* [Exercise aim]: Output the entries underneath exactly as they are.

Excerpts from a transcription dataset
┄┄┄┄┄┄
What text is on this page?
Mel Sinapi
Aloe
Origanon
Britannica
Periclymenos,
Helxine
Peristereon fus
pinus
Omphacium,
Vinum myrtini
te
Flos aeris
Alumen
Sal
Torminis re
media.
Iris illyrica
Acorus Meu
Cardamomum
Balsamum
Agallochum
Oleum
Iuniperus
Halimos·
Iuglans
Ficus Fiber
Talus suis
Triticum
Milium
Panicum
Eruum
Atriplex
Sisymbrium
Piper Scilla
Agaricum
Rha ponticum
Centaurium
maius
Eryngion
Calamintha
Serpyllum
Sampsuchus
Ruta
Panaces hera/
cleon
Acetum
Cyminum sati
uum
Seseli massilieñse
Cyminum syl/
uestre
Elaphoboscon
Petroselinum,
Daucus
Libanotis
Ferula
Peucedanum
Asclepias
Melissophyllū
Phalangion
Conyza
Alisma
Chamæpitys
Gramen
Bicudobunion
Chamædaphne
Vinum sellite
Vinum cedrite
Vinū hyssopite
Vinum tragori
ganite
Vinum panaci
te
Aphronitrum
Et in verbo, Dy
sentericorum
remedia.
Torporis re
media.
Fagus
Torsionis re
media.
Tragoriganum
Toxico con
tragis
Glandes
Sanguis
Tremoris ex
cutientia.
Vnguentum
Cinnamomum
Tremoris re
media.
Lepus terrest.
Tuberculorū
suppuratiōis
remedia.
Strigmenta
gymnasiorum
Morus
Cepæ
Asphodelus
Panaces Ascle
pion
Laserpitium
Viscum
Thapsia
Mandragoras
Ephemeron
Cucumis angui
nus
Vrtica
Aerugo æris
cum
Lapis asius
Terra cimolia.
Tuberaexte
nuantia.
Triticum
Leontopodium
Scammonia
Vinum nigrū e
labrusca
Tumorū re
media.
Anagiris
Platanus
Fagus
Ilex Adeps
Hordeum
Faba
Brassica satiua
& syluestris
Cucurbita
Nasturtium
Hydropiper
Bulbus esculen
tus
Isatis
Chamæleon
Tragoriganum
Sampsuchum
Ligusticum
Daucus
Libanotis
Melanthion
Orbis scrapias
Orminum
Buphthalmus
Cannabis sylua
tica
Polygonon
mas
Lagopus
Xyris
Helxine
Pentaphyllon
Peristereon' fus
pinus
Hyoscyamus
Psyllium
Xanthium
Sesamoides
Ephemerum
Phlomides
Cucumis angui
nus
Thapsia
┄┄┄┄┄┄
* [Answer]:
What text is on this page?
Mel Sinapi
Aloe
Origanon
Britannica
Periclymenos,
Helxine
Peristereon fus
pinus
Omphacium,
Vinum myrtini
te
Flos aeris
Alumen
Sal
Torminis re
media.
Iris illyrica
Acorus Meu
Cardamomum
Balsamum
Agallochum
Oleum
Iuniperus
Halimos·
Iuglans
Ficus Fiber
Talus suis
Triticum
Milium
Panicum
Eruum
Atriplex
Sisymbrium
Piper Scilla
Agaricum
Rha ponticum
Centaurium
maius
Eryngion
Calamintha
Serpyllum
Sampsuchus
Ruta
Panaces hera/
cleon
Acetum
Cyminum sati
uum
Seseli massilieñse
Cyminum syl/
uestre
Elaphoboscon
Petroselinum,
Daucus
Libanotis
Ferula
Peucedanum
Asclepias
Melissophyllū
Phalangion
Conyza
Alisma
Chamæpitys
Gramen
Bicudobunion
Chamædaphne
Vinum sellite
Vinum cedrite
Vinū hyssopite
Vinum tragori
ganite
Vinum panaci
te
Aphronitrum
Et in verbo, Dy
sentericorum
remedia.
Torporis re
media.
Fagus
Torsionis re
media.
Tragoriganum
Toxico con
tragis
Glandes
Sanguis
Tremoris ex
cutientia.
Vnguentum
Cinnamomum
Tremoris re
media.
Lepus terrest.
Tuberculorū
suppuratiōis
remedia.
Strigmenta
gymnasiorum
Morus
Cepæ
Asphodelus
Panaces Ascle
pion
Laserpitium
Viscum
Thapsia
Mandragoras
Ephemeron
Cucumis angui
nus
Vrtica
Aerugo æris
cum
Lapis asius
Terra cimolia.
Tuberaexte
nuantia.
Triticum
Leontopodium
Scammonia
Vinum nigrū e
labrusca
Tumorū re
media.
Anagiris
Platanus
Fagus
Ilex Adeps
Hordeum
Faba
Brassica satiua
& syluestris
Cucurbita
Nasturtium
Hydropiper
Bulbus esculen
tus
Isatis
Chamæleon
Tragoriganum
Sampsuchum
Ligusticum
Daucus
Libanotis
Melanthion
Orbis scrapias
Orminum
Buphthalmus
Cannabis sylua
tica
Polygonon
mas
Lagopus
Xyris
Helxine
Pentaphyllon
Peristereon' fus
pinus
Hyoscyamus
Psyllium
Xanthium
Sesamoides
Ephemerum
Phlomides
Cucumis angui
nus
Thapsia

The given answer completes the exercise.